(Extracted records)
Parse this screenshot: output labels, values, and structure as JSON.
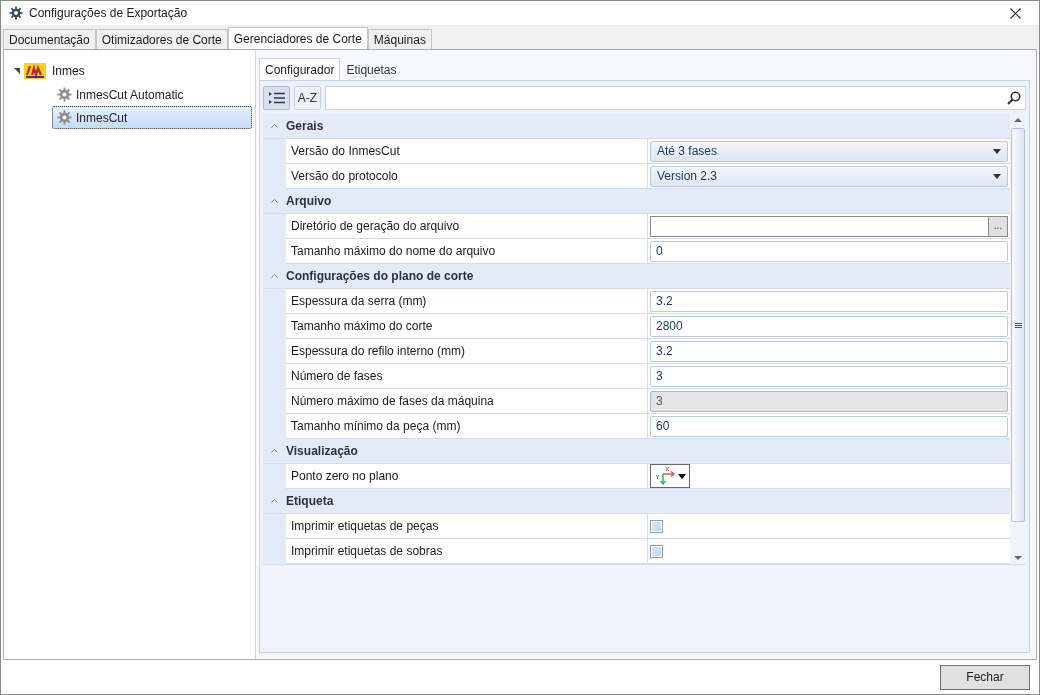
{
  "window": {
    "title": "Configurações de Exportação"
  },
  "tabs": [
    {
      "label": "Documentação",
      "selected": false
    },
    {
      "label": "Otimizadores de Corte",
      "selected": false
    },
    {
      "label": "Gerenciadores de Corte",
      "selected": true
    },
    {
      "label": "Máquinas",
      "selected": false
    }
  ],
  "tree": [
    {
      "label": "Inmes",
      "expanded": true,
      "selected": false,
      "children": [
        {
          "label": "InmesCut Automatic",
          "selected": false
        },
        {
          "label": "InmesCut",
          "selected": true
        }
      ]
    }
  ],
  "inner_tabs": [
    {
      "label": "Configurador",
      "selected": true
    },
    {
      "label": "Etiquetas",
      "selected": false
    }
  ],
  "toolbar": {
    "categorized_selected": true,
    "sort_label": "A-Z"
  },
  "categories": [
    {
      "title": "Gerais",
      "expanded": true,
      "properties": [
        {
          "label": "Versão do InmesCut",
          "kind": "dropdown",
          "value": "Até 3 fases"
        },
        {
          "label": "Versão do protocolo",
          "kind": "dropdown",
          "value": "Version 2.3"
        }
      ]
    },
    {
      "title": "Arquivo",
      "expanded": true,
      "properties": [
        {
          "label": "Diretório de geração do arquivo",
          "kind": "browse",
          "button": "..."
        },
        {
          "label": "Tamanho máximo do nome do arquivo",
          "kind": "text",
          "value": "0",
          "disabled": false
        }
      ]
    },
    {
      "title": "Configurações do plano de corte",
      "expanded": true,
      "properties": [
        {
          "label": "Espessura da serra (mm)",
          "kind": "text",
          "value": "3.2",
          "disabled": false
        },
        {
          "label": "Tamanho máximo do corte",
          "kind": "text",
          "value": "2800",
          "disabled": false
        },
        {
          "label": "Espessura do refilo interno (mm)",
          "kind": "text",
          "value": "3.2",
          "disabled": false
        },
        {
          "label": "Número de fases",
          "kind": "text",
          "value": "3",
          "disabled": false
        },
        {
          "label": "Número máximo de fases da máquina",
          "kind": "text",
          "value": "3",
          "disabled": true
        },
        {
          "label": "Tamanho mínimo da peça (mm)",
          "kind": "text",
          "value": "60",
          "disabled": false
        }
      ]
    },
    {
      "title": "Visualização",
      "expanded": true,
      "properties": [
        {
          "label": "Ponto zero no plano",
          "kind": "axis"
        }
      ]
    },
    {
      "title": "Etiqueta",
      "expanded": true,
      "properties": [
        {
          "label": "Imprimir etiquetas de peças",
          "kind": "checkbox",
          "checked": false
        },
        {
          "label": "Imprimir etiquetas de sobras",
          "kind": "checkbox",
          "checked": false
        }
      ]
    }
  ],
  "close_button": "Fechar"
}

__REQUIRED WORK__
Do not include images; quote all of the entries above exactly.

__RESULT__
Parse this screenshot: output labels, values, and structure as JSON.
{
  "window": {
    "title": "Configurações de Exportação"
  },
  "tabs": [
    {
      "label": "Documentação",
      "selected": false
    },
    {
      "label": "Otimizadores de Corte",
      "selected": false
    },
    {
      "label": "Gerenciadores de Corte",
      "selected": true
    },
    {
      "label": "Máquinas",
      "selected": false
    }
  ],
  "tree": [
    {
      "label": "Inmes",
      "expanded": true,
      "selected": false,
      "children": [
        {
          "label": "InmesCut Automatic",
          "selected": false
        },
        {
          "label": "InmesCut",
          "selected": true
        }
      ]
    }
  ],
  "inner_tabs": [
    {
      "label": "Configurador",
      "selected": true
    },
    {
      "label": "Etiquetas",
      "selected": false
    }
  ],
  "toolbar": {
    "categorized_selected": true,
    "sort_label": "A-Z"
  },
  "categories": [
    {
      "title": "Gerais",
      "expanded": true,
      "properties": [
        {
          "label": "Versão do InmesCut",
          "kind": "dropdown",
          "value": "Até 3 fases"
        },
        {
          "label": "Versão do protocolo",
          "kind": "dropdown",
          "value": "Version 2.3"
        }
      ]
    },
    {
      "title": "Arquivo",
      "expanded": true,
      "properties": [
        {
          "label": "Diretório de geração do arquivo",
          "kind": "browse",
          "button": "..."
        },
        {
          "label": "Tamanho máximo do nome do arquivo",
          "kind": "text",
          "value": "0",
          "disabled": false
        }
      ]
    },
    {
      "title": "Configurações do plano de corte",
      "expanded": true,
      "properties": [
        {
          "label": "Espessura da serra (mm)",
          "kind": "text",
          "value": "3.2",
          "disabled": false
        },
        {
          "label": "Tamanho máximo do corte",
          "kind": "text",
          "value": "2800",
          "disabled": false
        },
        {
          "label": "Espessura do refilo interno (mm)",
          "kind": "text",
          "value": "3.2",
          "disabled": false
        },
        {
          "label": "Número de fases",
          "kind": "text",
          "value": "3",
          "disabled": false
        },
        {
          "label": "Número máximo de fases da máquina",
          "kind": "text",
          "value": "3",
          "disabled": true
        },
        {
          "label": "Tamanho mínimo da peça (mm)",
          "kind": "text",
          "value": "60",
          "disabled": false
        }
      ]
    },
    {
      "title": "Visualização",
      "expanded": true,
      "properties": [
        {
          "label": "Ponto zero no plano",
          "kind": "axis"
        }
      ]
    },
    {
      "title": "Etiqueta",
      "expanded": true,
      "properties": [
        {
          "label": "Imprimir etiquetas de peças",
          "kind": "checkbox",
          "checked": false
        },
        {
          "label": "Imprimir etiquetas de sobras",
          "kind": "checkbox",
          "checked": false
        }
      ]
    }
  ],
  "close_button": "Fechar"
}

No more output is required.